> [Problem requirements] Return each line containing "tinja".

> [Provided data]
** BEGIN **
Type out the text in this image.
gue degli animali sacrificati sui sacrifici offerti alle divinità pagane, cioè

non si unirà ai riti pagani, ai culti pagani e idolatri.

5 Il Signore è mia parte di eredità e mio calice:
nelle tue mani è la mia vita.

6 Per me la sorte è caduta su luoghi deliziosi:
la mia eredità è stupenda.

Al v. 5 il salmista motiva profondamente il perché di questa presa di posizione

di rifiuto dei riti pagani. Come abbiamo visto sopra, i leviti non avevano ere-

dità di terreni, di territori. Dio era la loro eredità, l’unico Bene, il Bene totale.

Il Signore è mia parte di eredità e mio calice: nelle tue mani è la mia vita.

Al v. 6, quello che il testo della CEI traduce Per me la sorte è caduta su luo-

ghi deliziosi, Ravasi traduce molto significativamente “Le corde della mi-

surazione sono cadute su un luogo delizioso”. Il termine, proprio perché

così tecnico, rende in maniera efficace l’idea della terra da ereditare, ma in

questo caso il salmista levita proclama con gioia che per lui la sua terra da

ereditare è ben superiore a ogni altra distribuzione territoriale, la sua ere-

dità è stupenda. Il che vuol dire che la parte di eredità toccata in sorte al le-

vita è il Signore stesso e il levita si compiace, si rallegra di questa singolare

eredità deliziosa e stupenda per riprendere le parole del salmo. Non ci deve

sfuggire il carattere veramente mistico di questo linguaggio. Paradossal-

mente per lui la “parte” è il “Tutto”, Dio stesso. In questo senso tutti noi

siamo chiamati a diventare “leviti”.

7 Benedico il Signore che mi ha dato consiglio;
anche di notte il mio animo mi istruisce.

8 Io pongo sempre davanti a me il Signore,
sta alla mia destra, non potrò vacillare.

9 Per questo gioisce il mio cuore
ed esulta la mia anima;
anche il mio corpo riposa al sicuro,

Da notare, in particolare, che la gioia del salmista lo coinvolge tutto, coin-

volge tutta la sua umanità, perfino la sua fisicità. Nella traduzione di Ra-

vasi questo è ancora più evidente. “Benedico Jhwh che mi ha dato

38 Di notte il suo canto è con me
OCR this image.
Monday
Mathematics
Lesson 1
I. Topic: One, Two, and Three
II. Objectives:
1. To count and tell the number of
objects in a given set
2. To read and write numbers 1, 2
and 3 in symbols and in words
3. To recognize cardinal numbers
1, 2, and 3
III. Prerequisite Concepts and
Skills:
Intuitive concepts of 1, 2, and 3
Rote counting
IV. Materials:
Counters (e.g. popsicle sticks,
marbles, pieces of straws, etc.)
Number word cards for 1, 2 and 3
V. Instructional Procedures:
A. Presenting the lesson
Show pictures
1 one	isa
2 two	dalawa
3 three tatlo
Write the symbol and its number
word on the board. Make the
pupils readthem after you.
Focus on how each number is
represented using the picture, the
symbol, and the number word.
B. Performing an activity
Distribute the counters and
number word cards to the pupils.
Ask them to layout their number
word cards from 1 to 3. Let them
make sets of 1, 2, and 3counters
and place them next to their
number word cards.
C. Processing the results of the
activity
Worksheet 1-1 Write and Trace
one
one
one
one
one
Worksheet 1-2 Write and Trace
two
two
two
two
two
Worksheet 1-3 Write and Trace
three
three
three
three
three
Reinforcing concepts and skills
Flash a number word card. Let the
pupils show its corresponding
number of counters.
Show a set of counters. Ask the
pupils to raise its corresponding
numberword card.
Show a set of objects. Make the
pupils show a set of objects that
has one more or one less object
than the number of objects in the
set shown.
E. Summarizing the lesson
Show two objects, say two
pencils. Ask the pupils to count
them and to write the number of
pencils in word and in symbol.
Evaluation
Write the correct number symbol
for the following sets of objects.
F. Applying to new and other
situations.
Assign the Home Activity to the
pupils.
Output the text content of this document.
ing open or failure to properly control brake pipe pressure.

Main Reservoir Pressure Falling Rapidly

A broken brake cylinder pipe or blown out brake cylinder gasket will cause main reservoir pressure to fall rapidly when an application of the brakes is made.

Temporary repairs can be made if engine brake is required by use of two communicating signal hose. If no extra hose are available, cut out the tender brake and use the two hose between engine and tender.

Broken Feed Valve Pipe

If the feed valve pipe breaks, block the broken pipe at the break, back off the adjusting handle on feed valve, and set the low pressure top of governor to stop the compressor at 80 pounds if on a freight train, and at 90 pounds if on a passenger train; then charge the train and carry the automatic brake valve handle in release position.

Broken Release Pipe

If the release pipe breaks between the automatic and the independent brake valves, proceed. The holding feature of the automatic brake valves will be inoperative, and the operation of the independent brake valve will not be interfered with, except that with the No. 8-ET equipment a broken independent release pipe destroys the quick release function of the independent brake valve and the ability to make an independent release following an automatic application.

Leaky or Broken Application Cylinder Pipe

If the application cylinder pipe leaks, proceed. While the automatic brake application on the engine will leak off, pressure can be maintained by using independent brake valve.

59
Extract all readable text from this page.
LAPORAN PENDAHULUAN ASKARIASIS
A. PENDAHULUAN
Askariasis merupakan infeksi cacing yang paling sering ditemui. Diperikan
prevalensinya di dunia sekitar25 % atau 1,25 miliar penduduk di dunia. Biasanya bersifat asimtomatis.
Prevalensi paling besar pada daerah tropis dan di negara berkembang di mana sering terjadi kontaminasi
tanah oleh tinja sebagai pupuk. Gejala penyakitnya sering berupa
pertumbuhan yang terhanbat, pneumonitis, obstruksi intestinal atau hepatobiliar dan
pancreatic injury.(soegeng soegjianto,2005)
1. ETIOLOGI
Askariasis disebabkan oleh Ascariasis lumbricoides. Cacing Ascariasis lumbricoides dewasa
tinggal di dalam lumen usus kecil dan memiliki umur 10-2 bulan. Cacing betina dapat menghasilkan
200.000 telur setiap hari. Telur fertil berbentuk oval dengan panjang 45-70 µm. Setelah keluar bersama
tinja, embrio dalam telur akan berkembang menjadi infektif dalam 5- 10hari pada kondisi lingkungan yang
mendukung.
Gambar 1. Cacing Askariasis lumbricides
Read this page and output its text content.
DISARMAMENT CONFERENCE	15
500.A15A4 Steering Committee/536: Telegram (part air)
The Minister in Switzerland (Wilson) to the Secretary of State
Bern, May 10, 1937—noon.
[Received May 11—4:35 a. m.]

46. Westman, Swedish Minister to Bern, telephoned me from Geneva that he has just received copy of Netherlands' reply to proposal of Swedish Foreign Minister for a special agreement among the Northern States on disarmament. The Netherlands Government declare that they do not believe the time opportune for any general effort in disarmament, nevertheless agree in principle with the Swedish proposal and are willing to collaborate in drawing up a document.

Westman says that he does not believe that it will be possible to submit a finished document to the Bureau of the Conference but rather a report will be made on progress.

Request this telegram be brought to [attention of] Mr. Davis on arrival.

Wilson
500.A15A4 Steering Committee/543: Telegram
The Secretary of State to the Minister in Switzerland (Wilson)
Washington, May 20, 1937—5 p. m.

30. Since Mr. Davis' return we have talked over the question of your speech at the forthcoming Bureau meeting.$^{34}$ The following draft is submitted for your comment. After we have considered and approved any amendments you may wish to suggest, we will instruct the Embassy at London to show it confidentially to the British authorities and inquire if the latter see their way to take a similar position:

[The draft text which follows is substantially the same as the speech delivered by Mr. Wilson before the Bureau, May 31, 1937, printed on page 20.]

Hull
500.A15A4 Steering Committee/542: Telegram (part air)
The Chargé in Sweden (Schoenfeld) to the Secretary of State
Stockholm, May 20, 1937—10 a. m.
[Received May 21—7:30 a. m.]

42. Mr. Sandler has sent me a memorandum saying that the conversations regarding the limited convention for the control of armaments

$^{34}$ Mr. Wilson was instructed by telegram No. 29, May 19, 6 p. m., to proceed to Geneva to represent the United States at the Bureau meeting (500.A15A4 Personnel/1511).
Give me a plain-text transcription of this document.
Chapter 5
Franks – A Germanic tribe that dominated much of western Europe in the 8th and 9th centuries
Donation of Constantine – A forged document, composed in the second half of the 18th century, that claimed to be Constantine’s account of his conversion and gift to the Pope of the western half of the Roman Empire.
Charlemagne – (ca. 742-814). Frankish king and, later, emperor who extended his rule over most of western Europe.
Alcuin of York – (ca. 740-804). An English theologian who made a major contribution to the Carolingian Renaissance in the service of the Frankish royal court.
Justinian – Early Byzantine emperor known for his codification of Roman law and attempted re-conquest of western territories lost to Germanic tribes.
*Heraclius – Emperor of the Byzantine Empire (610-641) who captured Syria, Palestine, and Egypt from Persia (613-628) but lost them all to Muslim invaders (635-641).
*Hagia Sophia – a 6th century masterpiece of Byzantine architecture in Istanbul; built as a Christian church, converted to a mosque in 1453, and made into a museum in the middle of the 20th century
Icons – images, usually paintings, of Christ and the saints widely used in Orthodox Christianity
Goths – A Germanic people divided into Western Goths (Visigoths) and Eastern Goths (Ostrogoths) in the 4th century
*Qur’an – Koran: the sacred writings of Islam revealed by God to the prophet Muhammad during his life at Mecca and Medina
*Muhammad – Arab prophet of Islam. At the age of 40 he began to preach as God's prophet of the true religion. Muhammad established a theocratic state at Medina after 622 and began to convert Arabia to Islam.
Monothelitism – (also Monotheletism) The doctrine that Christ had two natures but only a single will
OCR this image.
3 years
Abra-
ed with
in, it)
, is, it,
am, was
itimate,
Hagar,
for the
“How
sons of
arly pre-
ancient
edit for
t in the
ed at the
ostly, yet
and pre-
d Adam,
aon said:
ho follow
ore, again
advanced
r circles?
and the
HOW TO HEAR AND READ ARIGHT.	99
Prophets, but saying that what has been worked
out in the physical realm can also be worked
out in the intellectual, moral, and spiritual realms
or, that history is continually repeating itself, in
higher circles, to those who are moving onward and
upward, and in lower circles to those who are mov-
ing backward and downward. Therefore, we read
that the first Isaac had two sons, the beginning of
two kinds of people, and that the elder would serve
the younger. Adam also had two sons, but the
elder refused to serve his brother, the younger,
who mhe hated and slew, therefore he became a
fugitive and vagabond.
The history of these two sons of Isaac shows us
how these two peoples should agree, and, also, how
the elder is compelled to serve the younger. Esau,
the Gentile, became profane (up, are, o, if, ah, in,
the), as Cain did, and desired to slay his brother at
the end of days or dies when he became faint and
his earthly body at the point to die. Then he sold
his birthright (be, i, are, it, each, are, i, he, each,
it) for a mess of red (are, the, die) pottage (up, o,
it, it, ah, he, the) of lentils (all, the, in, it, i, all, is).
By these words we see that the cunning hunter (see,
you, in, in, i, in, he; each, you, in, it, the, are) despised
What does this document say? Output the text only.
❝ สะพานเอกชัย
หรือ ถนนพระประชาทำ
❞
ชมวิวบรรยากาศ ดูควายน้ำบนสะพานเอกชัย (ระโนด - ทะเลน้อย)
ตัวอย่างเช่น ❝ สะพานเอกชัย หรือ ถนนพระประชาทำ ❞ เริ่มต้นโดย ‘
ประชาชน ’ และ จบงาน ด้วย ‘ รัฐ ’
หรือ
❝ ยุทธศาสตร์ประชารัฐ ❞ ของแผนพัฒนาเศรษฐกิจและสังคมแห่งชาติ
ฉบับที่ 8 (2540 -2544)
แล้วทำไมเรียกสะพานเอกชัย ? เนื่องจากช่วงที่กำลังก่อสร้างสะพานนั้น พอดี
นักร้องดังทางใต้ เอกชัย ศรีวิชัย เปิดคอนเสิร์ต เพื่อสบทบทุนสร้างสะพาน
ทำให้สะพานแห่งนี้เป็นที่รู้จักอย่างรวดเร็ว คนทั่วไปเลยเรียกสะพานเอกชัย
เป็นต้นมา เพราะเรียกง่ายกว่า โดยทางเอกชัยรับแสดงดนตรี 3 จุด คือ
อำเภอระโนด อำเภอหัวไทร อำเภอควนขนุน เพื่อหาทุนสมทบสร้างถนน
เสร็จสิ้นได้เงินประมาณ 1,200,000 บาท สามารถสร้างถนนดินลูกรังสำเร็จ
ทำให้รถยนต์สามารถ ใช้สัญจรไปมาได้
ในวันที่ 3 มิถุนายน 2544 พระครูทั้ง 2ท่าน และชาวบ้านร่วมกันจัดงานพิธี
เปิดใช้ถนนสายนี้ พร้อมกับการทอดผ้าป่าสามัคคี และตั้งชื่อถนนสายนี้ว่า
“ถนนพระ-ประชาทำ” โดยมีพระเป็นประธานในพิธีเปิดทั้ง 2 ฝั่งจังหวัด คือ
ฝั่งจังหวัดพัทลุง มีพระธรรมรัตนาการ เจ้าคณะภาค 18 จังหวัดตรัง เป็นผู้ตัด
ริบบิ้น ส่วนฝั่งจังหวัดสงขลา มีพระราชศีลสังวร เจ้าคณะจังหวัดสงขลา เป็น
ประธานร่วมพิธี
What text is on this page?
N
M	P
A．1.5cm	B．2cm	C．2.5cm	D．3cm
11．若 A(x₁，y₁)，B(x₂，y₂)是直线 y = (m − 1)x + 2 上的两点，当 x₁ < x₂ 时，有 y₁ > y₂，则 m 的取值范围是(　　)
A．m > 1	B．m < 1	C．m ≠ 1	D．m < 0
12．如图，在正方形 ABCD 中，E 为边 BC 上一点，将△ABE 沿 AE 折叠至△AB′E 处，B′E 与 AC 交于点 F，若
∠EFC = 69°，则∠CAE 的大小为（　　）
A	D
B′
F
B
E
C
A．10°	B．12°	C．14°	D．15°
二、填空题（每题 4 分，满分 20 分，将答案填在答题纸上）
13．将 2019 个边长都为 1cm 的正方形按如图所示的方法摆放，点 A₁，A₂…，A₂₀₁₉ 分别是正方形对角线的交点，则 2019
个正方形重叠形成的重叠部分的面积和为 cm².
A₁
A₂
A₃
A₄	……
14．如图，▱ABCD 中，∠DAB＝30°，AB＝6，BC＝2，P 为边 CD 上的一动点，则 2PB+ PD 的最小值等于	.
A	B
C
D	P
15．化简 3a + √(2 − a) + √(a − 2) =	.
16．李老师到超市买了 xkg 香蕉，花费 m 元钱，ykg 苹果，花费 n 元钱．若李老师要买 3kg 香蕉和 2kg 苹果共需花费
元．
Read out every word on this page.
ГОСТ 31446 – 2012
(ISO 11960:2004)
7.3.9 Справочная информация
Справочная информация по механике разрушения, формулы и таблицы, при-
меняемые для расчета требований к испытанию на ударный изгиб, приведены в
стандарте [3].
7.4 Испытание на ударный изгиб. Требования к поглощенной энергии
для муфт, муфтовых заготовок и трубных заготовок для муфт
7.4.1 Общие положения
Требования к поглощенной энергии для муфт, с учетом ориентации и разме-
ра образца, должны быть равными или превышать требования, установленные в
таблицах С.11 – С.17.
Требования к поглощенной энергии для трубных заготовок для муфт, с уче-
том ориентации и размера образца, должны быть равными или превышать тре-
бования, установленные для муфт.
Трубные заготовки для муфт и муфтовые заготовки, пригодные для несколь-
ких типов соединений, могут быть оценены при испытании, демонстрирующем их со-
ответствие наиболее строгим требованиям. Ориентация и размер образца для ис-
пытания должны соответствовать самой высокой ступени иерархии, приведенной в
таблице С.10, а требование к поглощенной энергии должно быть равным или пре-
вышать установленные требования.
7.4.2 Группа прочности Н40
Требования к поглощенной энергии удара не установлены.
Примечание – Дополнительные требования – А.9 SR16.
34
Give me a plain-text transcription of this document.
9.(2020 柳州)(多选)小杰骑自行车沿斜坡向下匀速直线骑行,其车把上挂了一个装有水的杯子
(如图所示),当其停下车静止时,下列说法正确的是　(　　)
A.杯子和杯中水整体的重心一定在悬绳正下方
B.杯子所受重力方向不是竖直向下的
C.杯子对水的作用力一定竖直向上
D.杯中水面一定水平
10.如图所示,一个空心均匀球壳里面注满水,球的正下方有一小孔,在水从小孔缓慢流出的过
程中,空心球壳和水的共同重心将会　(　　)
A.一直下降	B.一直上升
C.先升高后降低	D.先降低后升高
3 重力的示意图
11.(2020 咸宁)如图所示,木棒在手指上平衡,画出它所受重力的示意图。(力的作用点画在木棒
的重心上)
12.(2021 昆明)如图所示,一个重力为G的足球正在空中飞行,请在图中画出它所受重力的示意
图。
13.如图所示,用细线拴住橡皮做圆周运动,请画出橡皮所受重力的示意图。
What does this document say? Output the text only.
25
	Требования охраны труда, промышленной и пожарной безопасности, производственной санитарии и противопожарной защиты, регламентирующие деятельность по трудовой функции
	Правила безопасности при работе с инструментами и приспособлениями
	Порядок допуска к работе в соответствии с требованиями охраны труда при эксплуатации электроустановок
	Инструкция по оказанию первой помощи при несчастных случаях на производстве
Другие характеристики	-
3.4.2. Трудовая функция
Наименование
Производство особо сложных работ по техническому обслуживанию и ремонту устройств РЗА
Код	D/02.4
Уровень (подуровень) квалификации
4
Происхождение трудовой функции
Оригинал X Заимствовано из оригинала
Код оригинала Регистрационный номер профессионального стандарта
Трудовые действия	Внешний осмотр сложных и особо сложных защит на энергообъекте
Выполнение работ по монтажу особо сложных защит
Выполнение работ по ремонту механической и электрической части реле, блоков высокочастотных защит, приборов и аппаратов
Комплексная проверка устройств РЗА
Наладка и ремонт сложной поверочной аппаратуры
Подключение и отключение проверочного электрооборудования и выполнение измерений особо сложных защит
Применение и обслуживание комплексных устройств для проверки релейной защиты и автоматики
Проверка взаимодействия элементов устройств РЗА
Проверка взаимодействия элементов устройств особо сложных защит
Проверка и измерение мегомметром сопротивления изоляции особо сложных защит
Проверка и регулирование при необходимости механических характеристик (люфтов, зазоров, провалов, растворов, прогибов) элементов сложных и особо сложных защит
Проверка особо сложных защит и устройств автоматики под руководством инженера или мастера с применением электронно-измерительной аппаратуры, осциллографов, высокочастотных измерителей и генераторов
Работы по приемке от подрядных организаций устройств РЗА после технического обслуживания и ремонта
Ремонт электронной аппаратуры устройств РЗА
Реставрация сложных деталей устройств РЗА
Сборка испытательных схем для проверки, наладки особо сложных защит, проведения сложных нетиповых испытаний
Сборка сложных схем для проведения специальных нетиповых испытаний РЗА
** END **
> [Final result]
tanah oleh tinja sebagai pupuk. Gejala penyakitnya sering berupa
tinja, embrio dalam telur akan berkembang menjadi infektif dalam 5- 10hari pada kondisi lingkungan yang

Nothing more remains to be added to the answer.